Problem to work on:
Without the pictures, repeat the listing character for character.

Exercise input:
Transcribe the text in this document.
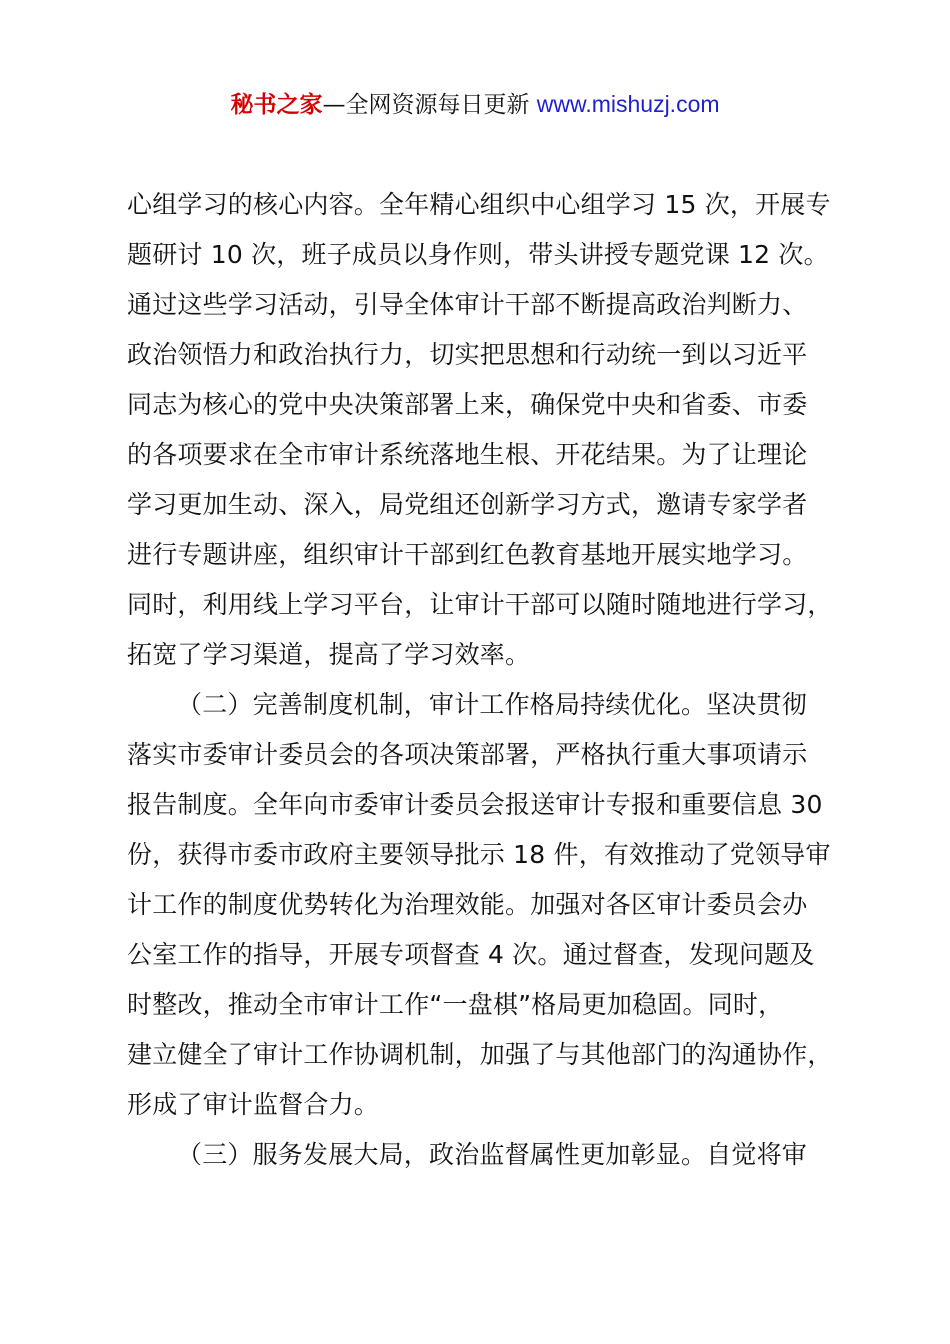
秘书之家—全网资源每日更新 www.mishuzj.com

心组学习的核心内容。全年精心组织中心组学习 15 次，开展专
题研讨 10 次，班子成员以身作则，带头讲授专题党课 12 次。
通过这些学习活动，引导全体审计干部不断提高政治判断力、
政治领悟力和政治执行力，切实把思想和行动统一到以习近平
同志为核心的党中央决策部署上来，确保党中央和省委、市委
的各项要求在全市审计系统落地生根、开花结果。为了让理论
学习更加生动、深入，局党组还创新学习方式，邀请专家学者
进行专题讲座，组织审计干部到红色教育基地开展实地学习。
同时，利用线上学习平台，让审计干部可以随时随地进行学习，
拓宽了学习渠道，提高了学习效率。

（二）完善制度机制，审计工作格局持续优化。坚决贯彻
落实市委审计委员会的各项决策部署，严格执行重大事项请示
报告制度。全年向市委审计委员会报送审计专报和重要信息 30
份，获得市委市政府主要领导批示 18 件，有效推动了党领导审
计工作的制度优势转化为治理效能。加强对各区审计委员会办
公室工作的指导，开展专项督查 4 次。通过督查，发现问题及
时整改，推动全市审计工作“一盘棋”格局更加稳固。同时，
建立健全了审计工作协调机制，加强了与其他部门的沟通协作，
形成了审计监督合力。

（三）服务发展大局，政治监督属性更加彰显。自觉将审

Finished answer:
Transcribe the text in this document.
秘书之家—全网资源每日更新 www.mishuzj.com

心组学习的核心内容。全年精心组织中心组学习 15 次，开展专
题研讨 10 次，班子成员以身作则，带头讲授专题党课 12 次。
通过这些学习活动，引导全体审计干部不断提高政治判断力、
政治领悟力和政治执行力，切实把思想和行动统一到以习近平
同志为核心的党中央决策部署上来，确保党中央和省委、市委
的各项要求在全市审计系统落地生根、开花结果。为了让理论
学习更加生动、深入，局党组还创新学习方式，邀请专家学者
进行专题讲座，组织审计干部到红色教育基地开展实地学习。
同时，利用线上学习平台，让审计干部可以随时随地进行学习，
拓宽了学习渠道，提高了学习效率。

（二）完善制度机制，审计工作格局持续优化。坚决贯彻
落实市委审计委员会的各项决策部署，严格执行重大事项请示
报告制度。全年向市委审计委员会报送审计专报和重要信息 30
份，获得市委市政府主要领导批示 18 件，有效推动了党领导审
计工作的制度优势转化为治理效能。加强对各区审计委员会办
公室工作的指导，开展专项督查 4 次。通过督查，发现问题及
时整改，推动全市审计工作“一盘棋”格局更加稳固。同时，
建立健全了审计工作协调机制，加强了与其他部门的沟通协作，
形成了审计监督合力。

（三）服务发展大局，政治监督属性更加彰显。自觉将审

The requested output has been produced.